Exercise input:
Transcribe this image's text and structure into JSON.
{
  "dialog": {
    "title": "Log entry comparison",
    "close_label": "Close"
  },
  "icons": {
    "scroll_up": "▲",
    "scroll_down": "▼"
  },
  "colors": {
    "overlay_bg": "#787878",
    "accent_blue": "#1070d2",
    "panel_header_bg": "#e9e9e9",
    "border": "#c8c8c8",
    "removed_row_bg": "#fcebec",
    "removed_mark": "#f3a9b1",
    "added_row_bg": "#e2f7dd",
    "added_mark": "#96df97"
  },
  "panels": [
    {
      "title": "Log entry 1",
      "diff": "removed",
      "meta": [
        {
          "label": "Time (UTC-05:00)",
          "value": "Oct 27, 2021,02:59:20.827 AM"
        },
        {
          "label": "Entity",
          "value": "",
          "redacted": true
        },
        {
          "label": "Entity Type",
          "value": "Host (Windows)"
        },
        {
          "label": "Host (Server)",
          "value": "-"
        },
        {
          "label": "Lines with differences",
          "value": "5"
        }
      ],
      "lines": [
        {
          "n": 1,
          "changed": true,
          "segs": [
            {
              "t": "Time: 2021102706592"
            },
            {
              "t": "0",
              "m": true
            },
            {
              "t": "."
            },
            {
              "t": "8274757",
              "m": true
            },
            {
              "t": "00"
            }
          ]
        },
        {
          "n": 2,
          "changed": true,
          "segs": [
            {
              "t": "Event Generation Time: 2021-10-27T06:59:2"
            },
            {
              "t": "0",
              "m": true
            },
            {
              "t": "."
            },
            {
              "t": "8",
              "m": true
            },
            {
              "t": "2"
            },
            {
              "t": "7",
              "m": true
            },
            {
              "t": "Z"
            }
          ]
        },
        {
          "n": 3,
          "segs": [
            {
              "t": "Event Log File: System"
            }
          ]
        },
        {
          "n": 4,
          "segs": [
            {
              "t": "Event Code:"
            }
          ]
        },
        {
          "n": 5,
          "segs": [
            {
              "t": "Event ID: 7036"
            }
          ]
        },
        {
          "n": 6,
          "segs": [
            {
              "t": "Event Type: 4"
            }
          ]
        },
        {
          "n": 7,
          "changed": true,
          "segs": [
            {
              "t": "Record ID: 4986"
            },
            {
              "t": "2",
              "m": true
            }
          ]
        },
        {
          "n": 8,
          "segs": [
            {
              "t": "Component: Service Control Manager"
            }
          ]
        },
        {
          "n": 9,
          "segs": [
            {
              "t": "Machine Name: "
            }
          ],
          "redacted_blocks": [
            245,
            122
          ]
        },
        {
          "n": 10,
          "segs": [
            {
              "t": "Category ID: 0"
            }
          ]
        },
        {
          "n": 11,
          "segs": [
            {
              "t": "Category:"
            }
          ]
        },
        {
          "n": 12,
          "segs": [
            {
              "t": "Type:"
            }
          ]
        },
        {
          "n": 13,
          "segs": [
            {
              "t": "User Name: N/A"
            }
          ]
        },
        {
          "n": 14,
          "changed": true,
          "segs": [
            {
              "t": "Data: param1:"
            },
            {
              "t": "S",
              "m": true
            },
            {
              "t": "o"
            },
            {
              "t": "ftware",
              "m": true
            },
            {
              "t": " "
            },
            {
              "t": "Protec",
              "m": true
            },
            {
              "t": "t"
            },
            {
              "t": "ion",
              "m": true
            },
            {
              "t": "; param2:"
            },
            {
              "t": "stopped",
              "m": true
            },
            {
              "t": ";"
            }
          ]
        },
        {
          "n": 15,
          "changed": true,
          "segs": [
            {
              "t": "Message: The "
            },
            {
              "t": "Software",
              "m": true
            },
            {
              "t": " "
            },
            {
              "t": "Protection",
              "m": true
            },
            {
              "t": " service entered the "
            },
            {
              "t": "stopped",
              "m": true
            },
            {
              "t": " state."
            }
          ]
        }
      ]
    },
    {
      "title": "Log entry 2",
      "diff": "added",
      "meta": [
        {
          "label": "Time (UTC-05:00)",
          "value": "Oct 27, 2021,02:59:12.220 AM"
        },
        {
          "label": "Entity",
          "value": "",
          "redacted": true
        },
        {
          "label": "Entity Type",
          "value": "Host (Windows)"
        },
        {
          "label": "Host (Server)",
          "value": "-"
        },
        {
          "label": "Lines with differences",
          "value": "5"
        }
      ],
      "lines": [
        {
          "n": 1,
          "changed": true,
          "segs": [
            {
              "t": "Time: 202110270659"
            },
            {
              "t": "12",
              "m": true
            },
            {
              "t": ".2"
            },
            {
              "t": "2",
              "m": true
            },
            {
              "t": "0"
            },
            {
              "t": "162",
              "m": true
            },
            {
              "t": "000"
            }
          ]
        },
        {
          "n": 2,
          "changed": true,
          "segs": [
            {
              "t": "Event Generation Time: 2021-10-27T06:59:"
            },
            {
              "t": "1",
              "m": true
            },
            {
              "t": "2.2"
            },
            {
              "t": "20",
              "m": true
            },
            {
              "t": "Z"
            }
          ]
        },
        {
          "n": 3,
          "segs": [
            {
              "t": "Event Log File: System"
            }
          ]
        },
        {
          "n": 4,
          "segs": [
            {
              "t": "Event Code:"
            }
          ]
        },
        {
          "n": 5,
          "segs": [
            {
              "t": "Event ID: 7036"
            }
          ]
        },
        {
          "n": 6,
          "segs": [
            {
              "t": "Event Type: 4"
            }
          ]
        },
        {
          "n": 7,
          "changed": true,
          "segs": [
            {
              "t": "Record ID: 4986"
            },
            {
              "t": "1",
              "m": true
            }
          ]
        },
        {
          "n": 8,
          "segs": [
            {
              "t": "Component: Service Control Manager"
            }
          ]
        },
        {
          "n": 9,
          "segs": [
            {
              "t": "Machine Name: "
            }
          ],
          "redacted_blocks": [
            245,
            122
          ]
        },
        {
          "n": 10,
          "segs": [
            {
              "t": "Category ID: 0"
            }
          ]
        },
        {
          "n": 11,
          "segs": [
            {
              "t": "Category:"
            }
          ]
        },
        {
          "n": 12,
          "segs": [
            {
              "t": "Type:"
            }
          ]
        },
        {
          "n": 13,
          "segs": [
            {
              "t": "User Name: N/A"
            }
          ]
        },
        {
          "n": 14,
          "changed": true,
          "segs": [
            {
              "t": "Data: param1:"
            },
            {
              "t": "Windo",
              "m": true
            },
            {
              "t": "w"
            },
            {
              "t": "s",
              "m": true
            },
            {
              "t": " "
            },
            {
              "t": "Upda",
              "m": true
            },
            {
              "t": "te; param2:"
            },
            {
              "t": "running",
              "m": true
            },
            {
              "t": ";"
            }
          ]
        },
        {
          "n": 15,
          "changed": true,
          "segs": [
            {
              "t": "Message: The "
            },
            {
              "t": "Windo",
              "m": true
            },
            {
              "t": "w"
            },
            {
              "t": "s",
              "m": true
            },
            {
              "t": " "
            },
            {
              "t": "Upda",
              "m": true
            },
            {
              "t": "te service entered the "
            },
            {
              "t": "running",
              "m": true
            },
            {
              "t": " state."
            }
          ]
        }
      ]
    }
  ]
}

Given exercise:
Each line of the material above needs to be quoted exactly, please.

The response:
Transcribe this image's text and structure into JSON.
{
  "dialog": {
    "title": "Log entry comparison",
    "close_label": "Close"
  },
  "icons": {
    "scroll_up": "▲",
    "scroll_down": "▼"
  },
  "colors": {
    "overlay_bg": "#787878",
    "accent_blue": "#1070d2",
    "panel_header_bg": "#e9e9e9",
    "border": "#c8c8c8",
    "removed_row_bg": "#fcebec",
    "removed_mark": "#f3a9b1",
    "added_row_bg": "#e2f7dd",
    "added_mark": "#96df97"
  },
  "panels": [
    {
      "title": "Log entry 1",
      "diff": "removed",
      "meta": [
        {
          "label": "Time (UTC-05:00)",
          "value": "Oct 27, 2021,02:59:20.827 AM"
        },
        {
          "label": "Entity",
          "value": "",
          "redacted": true
        },
        {
          "label": "Entity Type",
          "value": "Host (Windows)"
        },
        {
          "label": "Host (Server)",
          "value": "-"
        },
        {
          "label": "Lines with differences",
          "value": "5"
        }
      ],
      "lines": [
        {
          "n": 1,
          "changed": true,
          "segs": [
            {
              "t": "Time: 2021102706592"
            },
            {
              "t": "0",
              "m": true
            },
            {
              "t": "."
            },
            {
              "t": "8274757",
              "m": true
            },
            {
              "t": "00"
            }
          ]
        },
        {
          "n": 2,
          "changed": true,
          "segs": [
            {
              "t": "Event Generation Time: 2021-10-27T06:59:2"
            },
            {
              "t": "0",
              "m": true
            },
            {
              "t": "."
            },
            {
              "t": "8",
              "m": true
            },
            {
              "t": "2"
            },
            {
              "t": "7",
              "m": true
            },
            {
              "t": "Z"
            }
          ]
        },
        {
          "n": 3,
          "segs": [
            {
              "t": "Event Log File: System"
            }
          ]
        },
        {
          "n": 4,
          "segs": [
            {
              "t": "Event Code:"
            }
          ]
        },
        {
          "n": 5,
          "segs": [
            {
              "t": "Event ID: 7036"
            }
          ]
        },
        {
          "n": 6,
          "segs": [
            {
              "t": "Event Type: 4"
            }
          ]
        },
        {
          "n": 7,
          "changed": true,
          "segs": [
            {
              "t": "Record ID: 4986"
            },
            {
              "t": "2",
              "m": true
            }
          ]
        },
        {
          "n": 8,
          "segs": [
            {
              "t": "Component: Service Control Manager"
            }
          ]
        },
        {
          "n": 9,
          "segs": [
            {
              "t": "Machine Name: "
            }
          ],
          "redacted_blocks": [
            245,
            122
          ]
        },
        {
          "n": 10,
          "segs": [
            {
              "t": "Category ID: 0"
            }
          ]
        },
        {
          "n": 11,
          "segs": [
            {
              "t": "Category:"
            }
          ]
        },
        {
          "n": 12,
          "segs": [
            {
              "t": "Type:"
            }
          ]
        },
        {
          "n": 13,
          "segs": [
            {
              "t": "User Name: N/A"
            }
          ]
        },
        {
          "n": 14,
          "changed": true,
          "segs": [
            {
              "t": "Data: param1:"
            },
            {
              "t": "S",
              "m": true
            },
            {
              "t": "o"
            },
            {
              "t": "ftware",
              "m": true
            },
            {
              "t": " "
            },
            {
              "t": "Protec",
              "m": true
            },
            {
              "t": "t"
            },
            {
              "t": "ion",
              "m": true
            },
            {
              "t": "; param2:"
            },
            {
              "t": "stopped",
              "m": true
            },
            {
              "t": ";"
            }
          ]
        },
        {
          "n": 15,
          "changed": true,
          "segs": [
            {
              "t": "Message: The "
            },
            {
              "t": "Software",
              "m": true
            },
            {
              "t": " "
            },
            {
              "t": "Protection",
              "m": true
            },
            {
              "t": " service entered the "
            },
            {
              "t": "stopped",
              "m": true
            },
            {
              "t": " state."
            }
          ]
        }
      ]
    },
    {
      "title": "Log entry 2",
      "diff": "added",
      "meta": [
        {
          "label": "Time (UTC-05:00)",
          "value": "Oct 27, 2021,02:59:12.220 AM"
        },
        {
          "label": "Entity",
          "value": "",
          "redacted": true
        },
        {
          "label": "Entity Type",
          "value": "Host (Windows)"
        },
        {
          "label": "Host (Server)",
          "value": "-"
        },
        {
          "label": "Lines with differences",
          "value": "5"
        }
      ],
      "lines": [
        {
          "n": 1,
          "changed": true,
          "segs": [
            {
              "t": "Time: 202110270659"
            },
            {
              "t": "12",
              "m": true
            },
            {
              "t": ".2"
            },
            {
              "t": "2",
              "m": true
            },
            {
              "t": "0"
            },
            {
              "t": "162",
              "m": true
            },
            {
              "t": "000"
            }
          ]
        },
        {
          "n": 2,
          "changed": true,
          "segs": [
            {
              "t": "Event Generation Time: 2021-10-27T06:59:"
            },
            {
              "t": "1",
              "m": true
            },
            {
              "t": "2.2"
            },
            {
              "t": "20",
              "m": true
            },
            {
              "t": "Z"
            }
          ]
        },
        {
          "n": 3,
          "segs": [
            {
              "t": "Event Log File: System"
            }
          ]
        },
        {
          "n": 4,
          "segs": [
            {
              "t": "Event Code:"
            }
          ]
        },
        {
          "n": 5,
          "segs": [
            {
              "t": "Event ID: 7036"
            }
          ]
        },
        {
          "n": 6,
          "segs": [
            {
              "t": "Event Type: 4"
            }
          ]
        },
        {
          "n": 7,
          "changed": true,
          "segs": [
            {
              "t": "Record ID: 4986"
            },
            {
              "t": "1",
              "m": true
            }
          ]
        },
        {
          "n": 8,
          "segs": [
            {
              "t": "Component: Service Control Manager"
            }
          ]
        },
        {
          "n": 9,
          "segs": [
            {
              "t": "Machine Name: "
            }
          ],
          "redacted_blocks": [
            245,
            122
          ]
        },
        {
          "n": 10,
          "segs": [
            {
              "t": "Category ID: 0"
            }
          ]
        },
        {
          "n": 11,
          "segs": [
            {
              "t": "Category:"
            }
          ]
        },
        {
          "n": 12,
          "segs": [
            {
              "t": "Type:"
            }
          ]
        },
        {
          "n": 13,
          "segs": [
            {
              "t": "User Name: N/A"
            }
          ]
        },
        {
          "n": 14,
          "changed": true,
          "segs": [
            {
              "t": "Data: param1:"
            },
            {
              "t": "Windo",
              "m": true
            },
            {
              "t": "w"
            },
            {
              "t": "s",
              "m": true
            },
            {
              "t": " "
            },
            {
              "t": "Upda",
              "m": true
            },
            {
              "t": "te; param2:"
            },
            {
              "t": "running",
              "m": true
            },
            {
              "t": ";"
            }
          ]
        },
        {
          "n": 15,
          "changed": true,
          "segs": [
            {
              "t": "Message: The "
            },
            {
              "t": "Windo",
              "m": true
            },
            {
              "t": "w"
            },
            {
              "t": "s",
              "m": true
            },
            {
              "t": " "
            },
            {
              "t": "Upda",
              "m": true
            },
            {
              "t": "te service entered the "
            },
            {
              "t": "running",
              "m": true
            },
            {
              "t": " state."
            }
          ]
        }
      ]
    }
  ]
}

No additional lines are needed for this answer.